▶ _What is required_
Everything from the line containing "OCR this image." through the last line of the records must be returned verbatim, and nothing outside that range.

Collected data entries
◆ ◆ ◆ ◆ ◆ ◆ ◆

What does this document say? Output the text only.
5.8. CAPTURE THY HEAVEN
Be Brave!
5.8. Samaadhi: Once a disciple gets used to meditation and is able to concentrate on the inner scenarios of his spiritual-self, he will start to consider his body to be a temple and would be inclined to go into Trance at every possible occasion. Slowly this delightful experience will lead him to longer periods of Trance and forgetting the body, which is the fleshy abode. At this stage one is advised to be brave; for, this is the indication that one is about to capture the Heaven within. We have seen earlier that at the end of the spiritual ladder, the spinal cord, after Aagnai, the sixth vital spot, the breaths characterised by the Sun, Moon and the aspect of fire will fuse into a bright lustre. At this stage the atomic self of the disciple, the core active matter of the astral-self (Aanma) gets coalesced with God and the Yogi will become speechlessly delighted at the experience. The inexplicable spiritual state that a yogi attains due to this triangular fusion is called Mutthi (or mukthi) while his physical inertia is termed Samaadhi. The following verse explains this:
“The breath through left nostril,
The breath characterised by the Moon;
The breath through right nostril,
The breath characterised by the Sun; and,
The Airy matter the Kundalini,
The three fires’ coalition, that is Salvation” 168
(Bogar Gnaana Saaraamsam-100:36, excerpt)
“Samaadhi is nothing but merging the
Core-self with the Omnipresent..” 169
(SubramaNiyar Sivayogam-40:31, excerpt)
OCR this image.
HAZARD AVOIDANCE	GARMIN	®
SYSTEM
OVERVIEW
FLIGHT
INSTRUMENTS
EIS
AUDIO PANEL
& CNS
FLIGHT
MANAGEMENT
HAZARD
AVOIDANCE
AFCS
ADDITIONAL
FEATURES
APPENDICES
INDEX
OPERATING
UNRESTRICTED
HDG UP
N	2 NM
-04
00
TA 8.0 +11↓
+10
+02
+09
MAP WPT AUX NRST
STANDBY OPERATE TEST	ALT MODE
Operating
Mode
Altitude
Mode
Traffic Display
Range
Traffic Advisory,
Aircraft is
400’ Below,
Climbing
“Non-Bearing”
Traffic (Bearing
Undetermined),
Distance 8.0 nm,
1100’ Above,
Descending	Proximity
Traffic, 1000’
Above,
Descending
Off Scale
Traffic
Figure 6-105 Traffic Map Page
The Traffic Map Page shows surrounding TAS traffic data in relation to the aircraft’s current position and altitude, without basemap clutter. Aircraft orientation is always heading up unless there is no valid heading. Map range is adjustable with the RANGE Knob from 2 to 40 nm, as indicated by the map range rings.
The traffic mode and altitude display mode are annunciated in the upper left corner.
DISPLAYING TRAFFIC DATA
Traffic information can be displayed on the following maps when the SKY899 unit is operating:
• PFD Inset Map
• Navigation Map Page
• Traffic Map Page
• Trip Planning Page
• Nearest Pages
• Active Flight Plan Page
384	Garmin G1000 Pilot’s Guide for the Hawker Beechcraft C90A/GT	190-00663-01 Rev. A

◆ ◆ ◆ ◆ ◆ ◆ ◆

▶ _Correct result_
OCR this image.
HAZARD AVOIDANCE	GARMIN	®
SYSTEM
OVERVIEW
FLIGHT
INSTRUMENTS
EIS
AUDIO PANEL
& CNS
FLIGHT
MANAGEMENT
HAZARD
AVOIDANCE
AFCS
ADDITIONAL
FEATURES
APPENDICES
INDEX
OPERATING
UNRESTRICTED
HDG UP
N	2 NM
-04
00
TA 8.0 +11↓
+10
+02
+09
MAP WPT AUX NRST
STANDBY OPERATE TEST	ALT MODE
Operating
Mode
Altitude
Mode
Traffic Display
Range
Traffic Advisory,
Aircraft is
400’ Below,
Climbing
“Non-Bearing”
Traffic (Bearing
Undetermined),
Distance 8.0 nm,
1100’ Above,
Descending	Proximity
Traffic, 1000’
Above,
Descending
Off Scale
Traffic
Figure 6-105 Traffic Map Page
The Traffic Map Page shows surrounding TAS traffic data in relation to the aircraft’s current position and altitude, without basemap clutter. Aircraft orientation is always heading up unless there is no valid heading. Map range is adjustable with the RANGE Knob from 2 to 40 nm, as indicated by the map range rings.
The traffic mode and altitude display mode are annunciated in the upper left corner.
DISPLAYING TRAFFIC DATA
Traffic information can be displayed on the following maps when the SKY899 unit is operating:
• PFD Inset Map
• Navigation Map Page
• Traffic Map Page
• Trip Planning Page
• Nearest Pages
• Active Flight Plan Page
384	Garmin G1000 Pilot’s Guide for the Hawker Beechcraft C90A/GT	190-00663-01 Rev. A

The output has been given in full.